= Problem description =
Copy every line of the entries that includes the word "kicker".

[Dataset records]
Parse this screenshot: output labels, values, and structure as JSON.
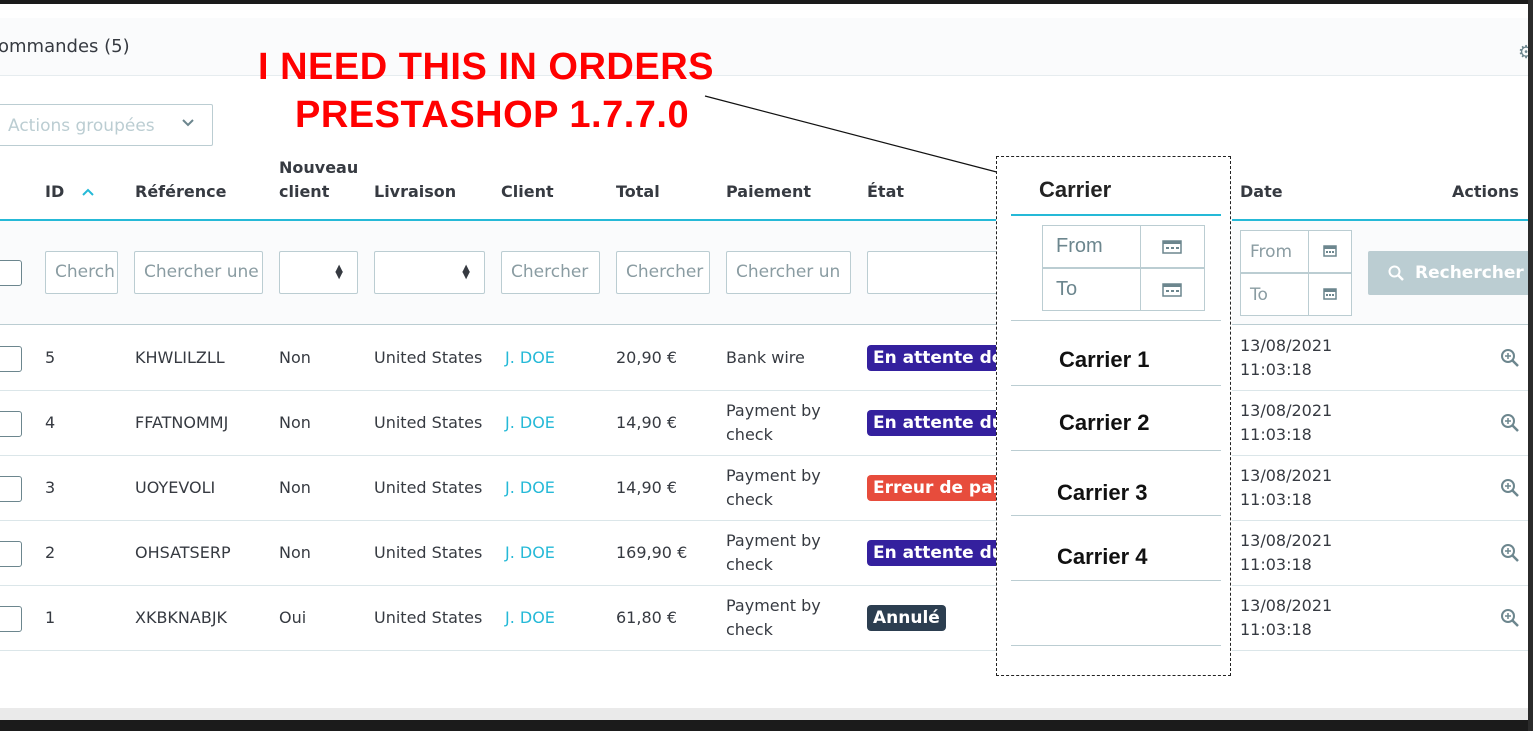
{
  "panel": {
    "title": "ommandes (5)",
    "bulk_actions_label": "Actions groupées"
  },
  "annotation": {
    "line1": "I NEED THIS IN ORDERS",
    "line2": "PRESTASHOP 1.7.7.0"
  },
  "table": {
    "headers": {
      "id": "ID",
      "reference": "Référence",
      "new_client_line1": "Nouveau",
      "new_client_line2": "client",
      "delivery": "Livraison",
      "client": "Client",
      "total": "Total",
      "payment": "Paiement",
      "status": "État",
      "date": "Date",
      "actions": "Actions"
    },
    "filters": {
      "id_placeholder": "Cherch",
      "reference_placeholder": "Chercher une",
      "client_placeholder": "Chercher",
      "total_placeholder": "Chercher",
      "payment_placeholder": "Chercher un",
      "date_from": "From",
      "date_to": "To",
      "search_button": "Rechercher"
    },
    "rows": [
      {
        "id": "5",
        "reference": "KHWLILZLL",
        "new_client": "Non",
        "delivery": "United States",
        "client": "J. DOE",
        "total": "20,90 €",
        "payment_line1": "Bank wire",
        "payment_line2": "",
        "status": "En attente de vir",
        "status_color": "#34209e",
        "date": "13/08/2021",
        "time": "11:03:18"
      },
      {
        "id": "4",
        "reference": "FFATNOMMJ",
        "new_client": "Non",
        "delivery": "United States",
        "client": "J. DOE",
        "total": "14,90 €",
        "payment_line1": "Payment by",
        "payment_line2": "check",
        "status": "En attente du pa",
        "status_color": "#34209e",
        "date": "13/08/2021",
        "time": "11:03:18"
      },
      {
        "id": "3",
        "reference": "UOYEVOLI",
        "new_client": "Non",
        "delivery": "United States",
        "client": "J. DOE",
        "total": "14,90 €",
        "payment_line1": "Payment by",
        "payment_line2": "check",
        "status": "Erreur de paiem",
        "status_color": "#e74c3c",
        "date": "13/08/2021",
        "time": "11:03:18"
      },
      {
        "id": "2",
        "reference": "OHSATSERP",
        "new_client": "Non",
        "delivery": "United States",
        "client": "J. DOE",
        "total": "169,90 €",
        "payment_line1": "Payment by",
        "payment_line2": "check",
        "status": "En attente du pa",
        "status_color": "#34209e",
        "date": "13/08/2021",
        "time": "11:03:18"
      },
      {
        "id": "1",
        "reference": "XKBKNABJK",
        "new_client": "Oui",
        "delivery": "United States",
        "client": "J. DOE",
        "total": "61,80 €",
        "payment_line1": "Payment by",
        "payment_line2": "check",
        "status": "Annulé",
        "status_color": "#2c3e50",
        "date": "13/08/2021",
        "time": "11:03:18"
      }
    ]
  },
  "carrier_mockup": {
    "title": "Carrier",
    "from": "From",
    "to": "To",
    "items": [
      "Carrier 1",
      "Carrier 2",
      "Carrier 3",
      "Carrier 4"
    ]
  },
  "colors": {
    "accent": "#25b9d7",
    "annotation": "#ff0000"
  }
}
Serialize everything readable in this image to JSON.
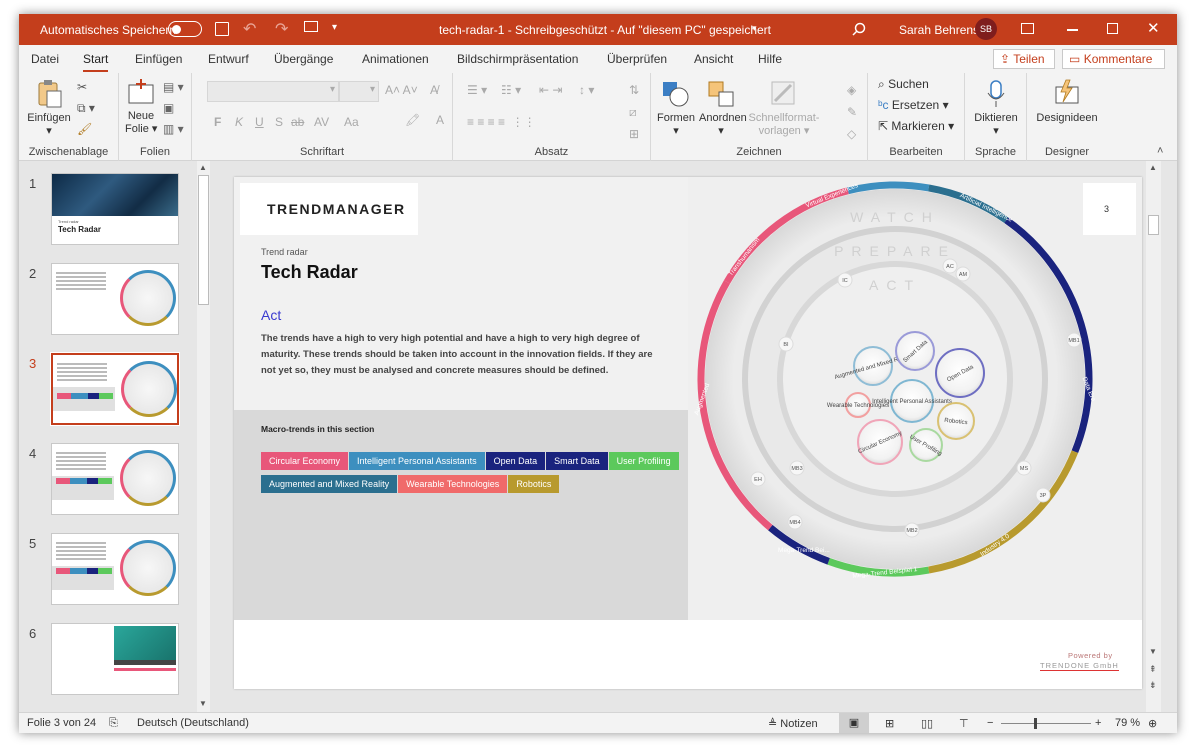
{
  "window": {
    "autosave_label": "Automatisches Speichern",
    "title": "tech-radar-1  -  Schreibgeschützt  -  Auf \"diesem PC\" gespeichert",
    "user_name": "Sarah Behrens",
    "user_initials": "SB"
  },
  "tabs": [
    "Datei",
    "Start",
    "Einfügen",
    "Entwurf",
    "Übergänge",
    "Animationen",
    "Bildschirmpräsentation",
    "Überprüfen",
    "Ansicht",
    "Hilfe"
  ],
  "share_label": "Teilen",
  "comments_label": "Kommentare",
  "ribbon": {
    "clipboard": {
      "paste": "Einfügen",
      "group": "Zwischenablage"
    },
    "slides": {
      "new_slide_line1": "Neue",
      "new_slide_line2": "Folie",
      "group": "Folien"
    },
    "font": {
      "group": "Schriftart",
      "bold": "F",
      "italic": "K",
      "underline": "U",
      "shadow": "S",
      "strike": "ab",
      "spacing": "AV",
      "case": "Aa"
    },
    "paragraph": {
      "group": "Absatz"
    },
    "drawing": {
      "shapes": "Formen",
      "arrange": "Anordnen",
      "quick_styles_line1": "Schnellformat-",
      "quick_styles_line2": "vorlagen",
      "group": "Zeichnen"
    },
    "editing": {
      "find": "Suchen",
      "replace": "Ersetzen",
      "select": "Markieren",
      "group": "Bearbeiten"
    },
    "voice": {
      "dictate": "Diktieren",
      "group": "Sprache"
    },
    "designer": {
      "ideas": "Designideen",
      "group": "Designer"
    }
  },
  "thumbnails": [
    {
      "num": "1",
      "title": "Tech Radar",
      "kicker": "Trend radar"
    },
    {
      "num": "2"
    },
    {
      "num": "3"
    },
    {
      "num": "4"
    },
    {
      "num": "5"
    },
    {
      "num": "6"
    }
  ],
  "slide": {
    "logo": "TRENDMANAGER",
    "page_number": "3",
    "kicker": "Trend radar",
    "title": "Tech Radar",
    "section": "Act",
    "body": "The trends have a high to very high potential and have a high to very high degree of maturity. These trends should be taken into account in the innovation fields. If they are not yet so, they must be analysed and concrete measures should be defined.",
    "macro_heading": "Macro-trends in this section",
    "chips": [
      {
        "label": "Circular Economy",
        "color": "#e8577a"
      },
      {
        "label": "Intelligent Personal Assistants",
        "color": "#3d8fbf"
      },
      {
        "label": "Open Data",
        "color": "#1a237e"
      },
      {
        "label": "Smart Data",
        "color": "#1a237e"
      },
      {
        "label": "User Profiling",
        "color": "#5cc95c"
      },
      {
        "label": "Augmented and Mixed Reality",
        "color": "#2b6f8f"
      },
      {
        "label": "Wearable Technologies",
        "color": "#f06a6a"
      },
      {
        "label": "Robotics",
        "color": "#b89a2e"
      }
    ],
    "ring_labels": {
      "watch": "WATCH",
      "prepare": "PREPARE",
      "act": "ACT"
    },
    "segments": [
      "Virtual Experiences",
      "Artificial Intelligence",
      "Data Era",
      "Industry 4.0",
      "Mega-Trend Beispiel 1",
      "Mega-Trend Bei...",
      "Augmented",
      "Transhumanism"
    ],
    "bubbles": [
      "Augmented and Mixed Reality",
      "Smart Data",
      "Open Data",
      "Intelligent Personal Assistants",
      "Wearable Technologies",
      "Robotics",
      "Circular Economy",
      "User Profiling"
    ],
    "markers": [
      "AC",
      "AM",
      "IC",
      "BI",
      "MB1",
      "EH",
      "MB3",
      "MB4",
      "MB2",
      "MS",
      "3P"
    ],
    "powered_line1": "Powered by",
    "powered_line2": "TRENDONE GmbH"
  },
  "status": {
    "slide_info": "Folie 3 von 24",
    "language": "Deutsch (Deutschland)",
    "notes": "Notizen",
    "zoom": "79 %"
  },
  "colors": {
    "accent": "#c43e1c"
  }
}
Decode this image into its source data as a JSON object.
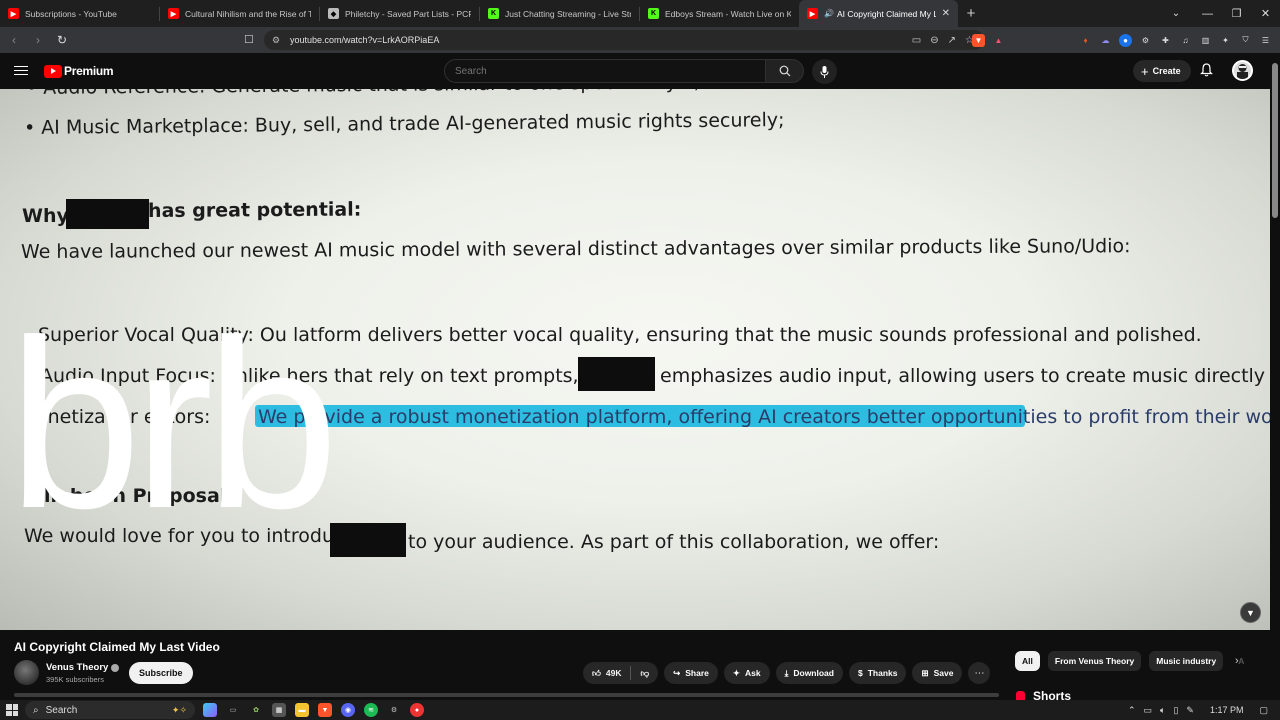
{
  "browser": {
    "tabs": [
      {
        "title": "Subscriptions - YouTube",
        "favicon": "youtube-icon",
        "color": "#ff0000",
        "active": false
      },
      {
        "title": "Cultural Nihilism and the Rise of Th",
        "favicon": "youtube-icon",
        "color": "#ff0000",
        "active": false
      },
      {
        "title": "Philetchy - Saved Part Lists - PCPartP",
        "favicon": "pcpartpicker-icon",
        "color": "#bbbbbb",
        "active": false
      },
      {
        "title": "Just Chatting Streaming - Live Strea",
        "favicon": "kick-icon",
        "color": "#53fc18",
        "active": false
      },
      {
        "title": "Edboys Stream - Watch Live on Kick",
        "favicon": "kick-icon",
        "color": "#53fc18",
        "active": false
      },
      {
        "title": "AI Copyright Claimed My La",
        "favicon": "youtube-icon",
        "color": "#ff0000",
        "active": true
      }
    ],
    "new_tab_label": "+",
    "url": "youtube.com/watch?v=LrkAORPiaEA"
  },
  "youtube": {
    "brand": "Premium",
    "search_placeholder": "Search",
    "create_label": "Create",
    "accent": "#ff0000"
  },
  "video_frame": {
    "lines": [
      {
        "text": "• Audio Reference: Generate music that is similar to one specific style;"
      },
      {
        "text": "• AI Music Marketplace: Buy, sell, and trade AI-generated music rights securely;"
      },
      {
        "text": "Why",
        "bold": true
      },
      {
        "text": "has great potential:",
        "bold": true
      },
      {
        "text": "We have launched our newest AI music model with several distinct advantages over similar products like Suno/Udio:"
      },
      {
        "text": "Superior Vocal Quality: Ou    latform delivers better vocal quality, ensuring that the music sounds professional and polished."
      },
      {
        "text": "Audio Input Focus: Unlike     hers that rely on text prompts,"
      },
      {
        "text": "emphasizes audio input, allowing users to create music directly from"
      },
      {
        "text": "onetiza     for    eators:"
      },
      {
        "text": "We provide a robust monetization platform, offering AI creators better opportunities to profit from their work"
      },
      {
        "text": "llabor     n Proposal:",
        "bold": true
      },
      {
        "text": "We would love for you to introduce"
      },
      {
        "text": "to your audience. As part of this collaboration, we offer:"
      }
    ],
    "overlay_text": "brb",
    "highlight_color": "#22b9e0"
  },
  "video": {
    "title": "AI Copyright Claimed My Last Video",
    "channel": "Venus Theory",
    "subscribers": "395K subscribers",
    "subscribe_label": "Subscribe",
    "likes": "49K",
    "actions": [
      {
        "label": "Share",
        "icon": "share-icon"
      },
      {
        "label": "Ask",
        "icon": "sparkle-icon"
      },
      {
        "label": "Download",
        "icon": "download-icon"
      },
      {
        "label": "Thanks",
        "icon": "thanks-icon"
      },
      {
        "label": "Save",
        "icon": "save-icon"
      }
    ]
  },
  "sidebar": {
    "chips": [
      "All",
      "From Venus Theory",
      "Music industry",
      "A"
    ],
    "shorts_label": "Shorts"
  },
  "taskbar": {
    "search_placeholder": "Search",
    "time": "1:17 PM"
  }
}
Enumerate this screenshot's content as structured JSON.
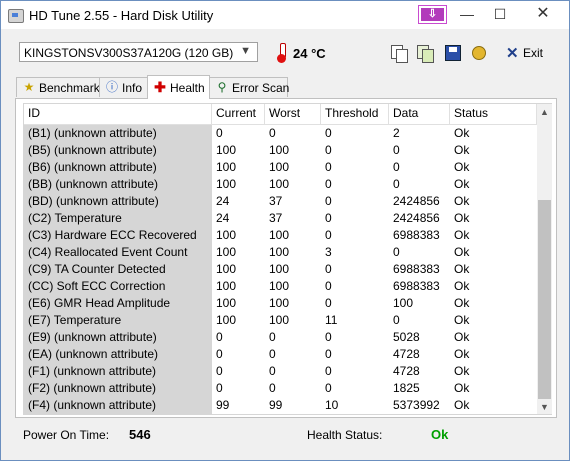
{
  "window": {
    "title": "HD Tune 2.55 - Hard Disk Utility",
    "controls": {
      "minimize": "—",
      "maximize": "☐",
      "close": "✕",
      "extra": "⇩"
    }
  },
  "toolbar": {
    "drive": "KINGSTONSV300S37A120G (120 GB)",
    "temperature": "24 °C",
    "exit_label": "Exit",
    "exit_symbol": "✕"
  },
  "tabs": [
    {
      "label": "Benchmark",
      "icon": "benchmark-icon",
      "active": false
    },
    {
      "label": "Info",
      "icon": "info-icon",
      "active": false
    },
    {
      "label": "Health",
      "icon": "health-cross-icon",
      "active": true
    },
    {
      "label": "Error Scan",
      "icon": "magnifier-icon",
      "active": false
    }
  ],
  "table": {
    "headers": {
      "id": "ID",
      "current": "Current",
      "worst": "Worst",
      "threshold": "Threshold",
      "data": "Data",
      "status": "Status"
    },
    "rows": [
      {
        "id": "(B1) (unknown attribute)",
        "current": "0",
        "worst": "0",
        "threshold": "0",
        "data": "2",
        "status": "Ok"
      },
      {
        "id": "(B5) (unknown attribute)",
        "current": "100",
        "worst": "100",
        "threshold": "0",
        "data": "0",
        "status": "Ok"
      },
      {
        "id": "(B6) (unknown attribute)",
        "current": "100",
        "worst": "100",
        "threshold": "0",
        "data": "0",
        "status": "Ok"
      },
      {
        "id": "(BB) (unknown attribute)",
        "current": "100",
        "worst": "100",
        "threshold": "0",
        "data": "0",
        "status": "Ok"
      },
      {
        "id": "(BD) (unknown attribute)",
        "current": "24",
        "worst": "37",
        "threshold": "0",
        "data": "2424856",
        "status": "Ok"
      },
      {
        "id": "(C2) Temperature",
        "current": "24",
        "worst": "37",
        "threshold": "0",
        "data": "2424856",
        "status": "Ok"
      },
      {
        "id": "(C3) Hardware ECC Recovered",
        "current": "100",
        "worst": "100",
        "threshold": "0",
        "data": "6988383",
        "status": "Ok"
      },
      {
        "id": "(C4) Reallocated Event Count",
        "current": "100",
        "worst": "100",
        "threshold": "3",
        "data": "0",
        "status": "Ok"
      },
      {
        "id": "(C9) TA Counter Detected",
        "current": "100",
        "worst": "100",
        "threshold": "0",
        "data": "6988383",
        "status": "Ok"
      },
      {
        "id": "(CC) Soft ECC Correction",
        "current": "100",
        "worst": "100",
        "threshold": "0",
        "data": "6988383",
        "status": "Ok"
      },
      {
        "id": "(E6) GMR Head Amplitude",
        "current": "100",
        "worst": "100",
        "threshold": "0",
        "data": "100",
        "status": "Ok"
      },
      {
        "id": "(E7) Temperature",
        "current": "100",
        "worst": "100",
        "threshold": "11",
        "data": "0",
        "status": "Ok"
      },
      {
        "id": "(E9) (unknown attribute)",
        "current": "0",
        "worst": "0",
        "threshold": "0",
        "data": "5028",
        "status": "Ok"
      },
      {
        "id": "(EA) (unknown attribute)",
        "current": "0",
        "worst": "0",
        "threshold": "0",
        "data": "4728",
        "status": "Ok"
      },
      {
        "id": "(F1) (unknown attribute)",
        "current": "0",
        "worst": "0",
        "threshold": "0",
        "data": "4728",
        "status": "Ok"
      },
      {
        "id": "(F2) (unknown attribute)",
        "current": "0",
        "worst": "0",
        "threshold": "0",
        "data": "1825",
        "status": "Ok"
      },
      {
        "id": "(F4) (unknown attribute)",
        "current": "99",
        "worst": "99",
        "threshold": "10",
        "data": "5373992",
        "status": "Ok"
      }
    ]
  },
  "status_bar": {
    "power_on_label": "Power On Time:",
    "power_on_value": "546",
    "health_label": "Health Status:",
    "health_value": "Ok",
    "health_color": "#00a000"
  }
}
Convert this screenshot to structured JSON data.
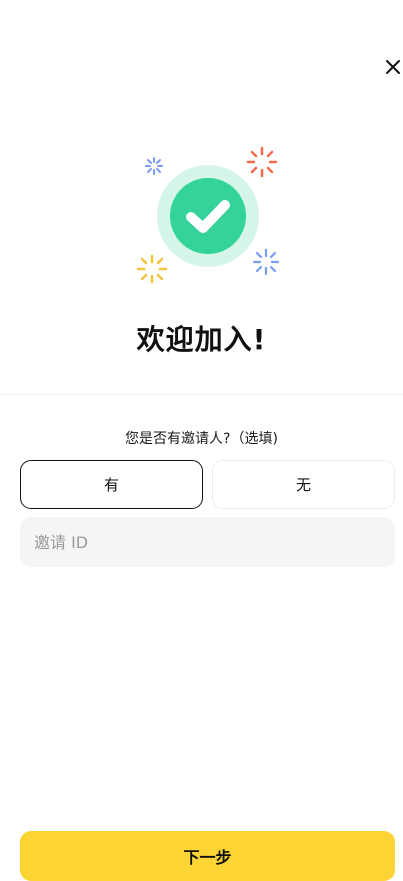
{
  "close": {
    "icon": "close-icon"
  },
  "hero": {
    "icon": "success-check-icon",
    "colors": {
      "ring": "#d6f5e9",
      "check_bg": "#34d399",
      "sparkle_blue": "#7b9cf5",
      "sparkle_orange": "#f26b4f",
      "sparkle_yellow": "#f5c33b"
    }
  },
  "title": "欢迎加入!",
  "invite": {
    "question": "您是否有邀请人?（选填)",
    "options": [
      {
        "label": "有",
        "selected": true
      },
      {
        "label": "无",
        "selected": false
      }
    ],
    "input_placeholder": "邀请 ID",
    "input_value": ""
  },
  "footer": {
    "next_label": "下一步",
    "accent_color": "#fcd535"
  }
}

= The result =
      "kicker": "Trend radar"
    "kicker": "Trend radar",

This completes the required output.